■ Task to complete: Render the material again word for word, skipping the pictures in it.
── Data supplied ──
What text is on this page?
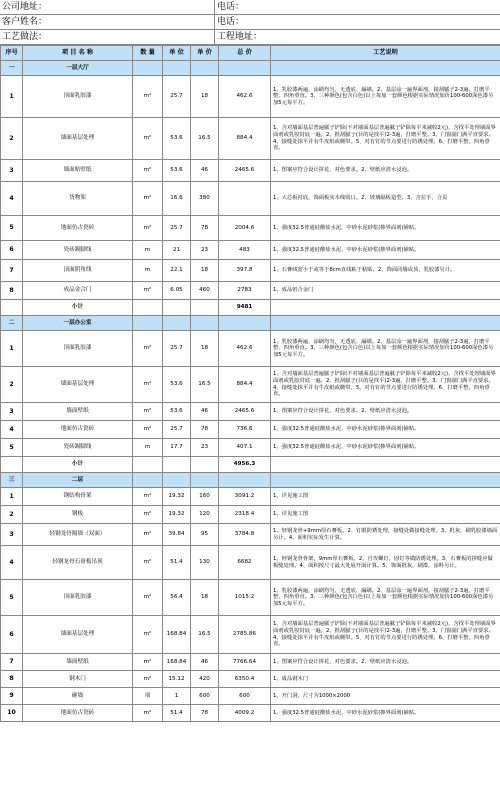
公司地址：	电话：
客户姓名：	电话：
工艺做法：	工程地址：
序号	项 目 名 称	数 量	单 位	单 价	总 价	工艺说明
一	一层大厅					
1	顶面乳胶漆	m²	25.7	18	462.6	1、乳胶漆两遍，涂刷均匀，无透底、漏刷。2、基层涂一遍界面剂，接刮腻子2-3遍，打磨平整，四角垂直。3、三种颜色(包含白色)以上每加一套颜色根据实际情况加价100-600深色漆另加5元每平方。
2	墙面基层处理	m²	53.6	16.5	884.4	1、含对墙面基层普遍腻子铲除(不对墙面基层普遍腻子铲除每平米减收2元)，含找平处理墙面界面剂或乳胶封底一遍。2、批刮腻子(目的是找平)2-3遍，打磨平整。3、门窗副门满平直要求。4、接缝处抹平并有牛皮纸或绷带。5、对有钉的节点要进行防锈处理。6、打磨平整，四角垂直。
3	墙面贴壁纸	m²	53.6	46	2465.6	1、图案应符合设计拼花，对色要求。2、壁纸应清水浸泡。
4	货物架	m²	16.6	380		1、大芯板衬底，饰面板实木线收口。2、玻璃隔板造型。3、含拉手、合页
5	地面仿古瓷砖	m²	25.7	78	2004.6	1、强度32.5普通硅酸盐水泥、中砂水泥砂浆(掺界面剂)铺贴。
6	瓷砖踢脚线	m	21	23	483	1、强度32.5普通硅酸盐水泥、中砂水泥砂浆(掺界面剂)铺贴。
7	顶面阴角线	m	22.1	18	397.8	1、石膏线宽小于或等于8cm直线粘于粘贴。2、饰面同墙或顶，乳胶漆另计。
8	成品金合门	m²	6.05	460	2783	1、成品铝合金门
	小计				9481	
二	一层办公室					
1	顶面乳胶漆	m²	25.7	18	462.6	1、乳胶漆两遍，涂刷均匀，无透底、漏刷。2、基层涂一遍界面剂，接刮腻子2-3遍，打磨平整，四角垂直。3、三种颜色(包含白色)以上每加一套颜色根据实际情况加价100-600深色漆另加5元每平方。
2	墙面基层处理	m²	53.6	16.5	884.4	1、含对墙面基层普遍腻子铲除(不对墙面基层普遍腻子铲除每平米减收2元)，含找平处理墙面界面剂或乳胶封底一遍。2、批刮腻子(目的是找平)2-3遍，打磨平整。3、门窗副门满平直要求。4、接缝处抹平并有牛皮纸或绷带。5、对有钉的节点要进行防锈处理。6、打磨平整，四角垂直。
3	墙面壁纸	m²	53.6	46	2465.6	1、图案应符合设计拼花，对色要求。2、壁纸应清水浸泡。
4	地面仿古瓷砖	m²	25.7	78	736.6	1、强度32.5普通硅酸盐水泥、中砂水泥砂浆(掺界面剂)铺贴。
5	瓷砖踢脚线	m	17.7	23	407.1	1、强度32.5普通硅酸盐水泥、中砂水泥砂浆(掺界面剂)铺贴。
	小计				4956.3	
三	二层					
1	钢结构骨架	m²	19.32	160	3091.2	1、详见施工图
2	钢板	m²	19.32	120	2318.4	1、详见施工图
3	轻钢龙骨隔墙（双面）	m²	39.84	95	3784.8	1、轻钢龙骨+9mm厚石膏板。2、钉眼防锈处理，接缝处做接缝处理。3、批灰，刷乳胶漆墙面另计。4、面积实际发生计算。
4	轻钢龙骨石膏板吊顶	m²	51.4	130	6682	1、轻钢龙骨骨架，9mm厚石膏板。2、自攻螺钉，固钉等做防锈处理。3、石膏板的拼缝应做板缝处理。4、面积按尺寸最大处展开面计算。5、饰面批灰，刷漆，涂料另计。
5	顶面乳胶漆	m²	56.4	18	1015.2	1、乳胶漆两遍，涂刷均匀，无透底、漏刷。2、基层涂一遍界面剂，接刮腻子2-3遍，打磨平整，四角垂直。3、三种颜色(包含白色)以上每加一套颜色根据实际情况加价100-600深色漆另加5元每平方。
6	墙面基层处理	m²	168.84	16.5	2785.86	1、含对墙面基层普遍腻子铲除(不对墙面基层普遍腻子铲除每平米减收2元)，含找平处理墙面界面剂或乳胶封底一遍。2、批刮腻子(目的是找平)2-3遍，打磨平整。3、门窗副门满平直要求。4、接缝处抹平并有牛皮纸或绷带。5、对有钉的节点要进行防锈处理。6、打磨平整，四角垂直。
7	墙面壁纸	m²	168.84	46	7766.64	1、图案应符合设计拼花，对色要求。2、壁纸应清水浸泡。
8	钢木门	m²	15.12	420	6350.4	1、成品钢木门
9	砸墙	项	1	600	600	1、开门洞，尺寸为1000×2000
10	地面仿古瓷砖	m²	51.4	78	4009.2	1、强度32.5普通硅酸盐水泥、中砂水泥砂浆(掺界面剂)铺贴。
───
■ Written response:
What text is on this page?
公司地址：	电话：
客户姓名：	电话：
工艺做法：	工程地址：
序号	项 目 名 称	数 量	单 位	单 价	总 价	工艺说明
一	一层大厅					
1	顶面乳胶漆	m²	25.7	18	462.6	1、乳胶漆两遍，涂刷均匀，无透底、漏刷。2、基层涂一遍界面剂，接刮腻子2-3遍，打磨平整，四角垂直。3、三种颜色(包含白色)以上每加一套颜色根据实际情况加价100-600深色漆另加5元每平方。
2	墙面基层处理	m²	53.6	16.5	884.4	1、含对墙面基层普遍腻子铲除(不对墙面基层普遍腻子铲除每平米减收2元)，含找平处理墙面界面剂或乳胶封底一遍。2、批刮腻子(目的是找平)2-3遍，打磨平整。3、门窗副门满平直要求。4、接缝处抹平并有牛皮纸或绷带。5、对有钉的节点要进行防锈处理。6、打磨平整，四角垂直。
3	墙面贴壁纸	m²	53.6	46	2465.6	1、图案应符合设计拼花，对色要求。2、壁纸应清水浸泡。
4	货物架	m²	16.6	380		1、大芯板衬底，饰面板实木线收口。2、玻璃隔板造型。3、含拉手、合页
5	地面仿古瓷砖	m²	25.7	78	2004.6	1、强度32.5普通硅酸盐水泥、中砂水泥砂浆(掺界面剂)铺贴。
6	瓷砖踢脚线	m	21	23	483	1、强度32.5普通硅酸盐水泥、中砂水泥砂浆(掺界面剂)铺贴。
7	顶面阴角线	m	22.1	18	397.8	1、石膏线宽小于或等于8cm直线粘于粘贴。2、饰面同墙或顶，乳胶漆另计。
8	成品金合门	m²	6.05	460	2783	1、成品铝合金门
	小计				9481	
二	一层办公室					
1	顶面乳胶漆	m²	25.7	18	462.6	1、乳胶漆两遍，涂刷均匀，无透底、漏刷。2、基层涂一遍界面剂，接刮腻子2-3遍，打磨平整，四角垂直。3、三种颜色(包含白色)以上每加一套颜色根据实际情况加价100-600深色漆另加5元每平方。
2	墙面基层处理	m²	53.6	16.5	884.4	1、含对墙面基层普遍腻子铲除(不对墙面基层普遍腻子铲除每平米减收2元)，含找平处理墙面界面剂或乳胶封底一遍。2、批刮腻子(目的是找平)2-3遍，打磨平整。3、门窗副门满平直要求。4、接缝处抹平并有牛皮纸或绷带。5、对有钉的节点要进行防锈处理。6、打磨平整，四角垂直。
3	墙面壁纸	m²	53.6	46	2465.6	1、图案应符合设计拼花，对色要求。2、壁纸应清水浸泡。
4	地面仿古瓷砖	m²	25.7	78	736.6	1、强度32.5普通硅酸盐水泥、中砂水泥砂浆(掺界面剂)铺贴。
5	瓷砖踢脚线	m	17.7	23	407.1	1、强度32.5普通硅酸盐水泥、中砂水泥砂浆(掺界面剂)铺贴。
	小计				4956.3	
三	二层					
1	钢结构骨架	m²	19.32	160	3091.2	1、详见施工图
2	钢板	m²	19.32	120	2318.4	1、详见施工图
3	轻钢龙骨隔墙（双面）	m²	39.84	95	3784.8	1、轻钢龙骨+9mm厚石膏板。2、钉眼防锈处理，接缝处做接缝处理。3、批灰，刷乳胶漆墙面另计。4、面积实际发生计算。
4	轻钢龙骨石膏板吊顶	m²	51.4	130	6682	1、轻钢龙骨骨架，9mm厚石膏板。2、自攻螺钉，固钉等做防锈处理。3、石膏板的拼缝应做板缝处理。4、面积按尺寸最大处展开面计算。5、饰面批灰，刷漆，涂料另计。
5	顶面乳胶漆	m²	56.4	18	1015.2	1、乳胶漆两遍，涂刷均匀，无透底、漏刷。2、基层涂一遍界面剂，接刮腻子2-3遍，打磨平整，四角垂直。3、三种颜色(包含白色)以上每加一套颜色根据实际情况加价100-600深色漆另加5元每平方。
6	墙面基层处理	m²	168.84	16.5	2785.86	1、含对墙面基层普遍腻子铲除(不对墙面基层普遍腻子铲除每平米减收2元)，含找平处理墙面界面剂或乳胶封底一遍。2、批刮腻子(目的是找平)2-3遍，打磨平整。3、门窗副门满平直要求。4、接缝处抹平并有牛皮纸或绷带。5、对有钉的节点要进行防锈处理。6、打磨平整，四角垂直。
7	墙面壁纸	m²	168.84	46	7766.64	1、图案应符合设计拼花，对色要求。2、壁纸应清水浸泡。
8	钢木门	m²	15.12	420	6350.4	1、成品钢木门
9	砸墙	项	1	600	600	1、开门洞，尺寸为1000×2000
10	地面仿古瓷砖	m²	51.4	78	4009.2	1、强度32.5普通硅酸盐水泥、中砂水泥砂浆(掺界面剂)铺贴。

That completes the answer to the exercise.